_TASK REQUIREMENTS_
Search the listing below for the string "могут" and show each line that contains it.

_PROVIDED DATA_
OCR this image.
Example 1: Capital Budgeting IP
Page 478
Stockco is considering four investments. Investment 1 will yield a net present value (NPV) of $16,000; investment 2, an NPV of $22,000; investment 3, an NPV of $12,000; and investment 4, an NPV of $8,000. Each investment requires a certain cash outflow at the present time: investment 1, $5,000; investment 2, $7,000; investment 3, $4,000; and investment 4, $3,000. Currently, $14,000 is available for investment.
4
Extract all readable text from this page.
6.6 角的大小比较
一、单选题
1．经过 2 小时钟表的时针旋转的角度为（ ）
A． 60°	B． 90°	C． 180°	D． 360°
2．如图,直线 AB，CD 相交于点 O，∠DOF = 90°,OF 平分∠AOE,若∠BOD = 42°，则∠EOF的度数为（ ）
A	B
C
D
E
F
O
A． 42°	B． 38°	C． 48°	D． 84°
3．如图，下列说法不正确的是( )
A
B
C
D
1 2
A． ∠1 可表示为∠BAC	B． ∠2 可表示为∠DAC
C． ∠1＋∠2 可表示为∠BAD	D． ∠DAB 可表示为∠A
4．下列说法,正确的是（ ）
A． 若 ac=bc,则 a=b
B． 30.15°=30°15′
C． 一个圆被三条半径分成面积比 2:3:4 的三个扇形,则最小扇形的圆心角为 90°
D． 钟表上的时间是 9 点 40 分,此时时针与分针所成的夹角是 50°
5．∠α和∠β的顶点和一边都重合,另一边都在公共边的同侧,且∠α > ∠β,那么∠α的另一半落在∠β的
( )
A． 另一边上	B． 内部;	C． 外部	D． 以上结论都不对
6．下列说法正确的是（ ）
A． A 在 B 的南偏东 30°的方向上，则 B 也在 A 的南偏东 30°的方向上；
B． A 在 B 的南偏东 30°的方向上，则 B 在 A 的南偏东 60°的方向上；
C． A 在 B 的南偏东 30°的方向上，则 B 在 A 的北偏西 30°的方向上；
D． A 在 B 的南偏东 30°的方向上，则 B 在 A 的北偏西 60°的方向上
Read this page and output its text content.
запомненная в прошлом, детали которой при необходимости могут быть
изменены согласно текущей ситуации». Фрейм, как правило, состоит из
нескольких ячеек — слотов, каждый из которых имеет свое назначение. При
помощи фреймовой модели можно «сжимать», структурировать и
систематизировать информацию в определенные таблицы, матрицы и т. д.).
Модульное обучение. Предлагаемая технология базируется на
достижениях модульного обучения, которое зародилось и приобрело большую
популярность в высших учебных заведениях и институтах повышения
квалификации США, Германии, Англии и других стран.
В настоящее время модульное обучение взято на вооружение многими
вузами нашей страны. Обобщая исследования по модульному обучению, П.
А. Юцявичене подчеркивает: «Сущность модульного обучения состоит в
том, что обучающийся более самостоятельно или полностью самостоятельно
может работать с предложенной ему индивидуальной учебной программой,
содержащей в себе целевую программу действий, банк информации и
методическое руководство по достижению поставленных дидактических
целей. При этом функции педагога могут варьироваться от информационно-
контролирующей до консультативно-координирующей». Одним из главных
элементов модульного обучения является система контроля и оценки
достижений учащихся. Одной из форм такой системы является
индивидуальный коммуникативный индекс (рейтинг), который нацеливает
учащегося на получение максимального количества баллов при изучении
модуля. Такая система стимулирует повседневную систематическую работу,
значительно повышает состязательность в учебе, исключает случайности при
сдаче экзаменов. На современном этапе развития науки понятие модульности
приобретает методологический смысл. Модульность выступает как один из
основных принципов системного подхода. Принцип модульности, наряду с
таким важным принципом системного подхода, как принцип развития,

_RESULT FOR THIS EXERCISE_
запомненная в прошлом, детали которой при необходимости могут быть
целей. При этом функции педагога могут варьироваться от информационно-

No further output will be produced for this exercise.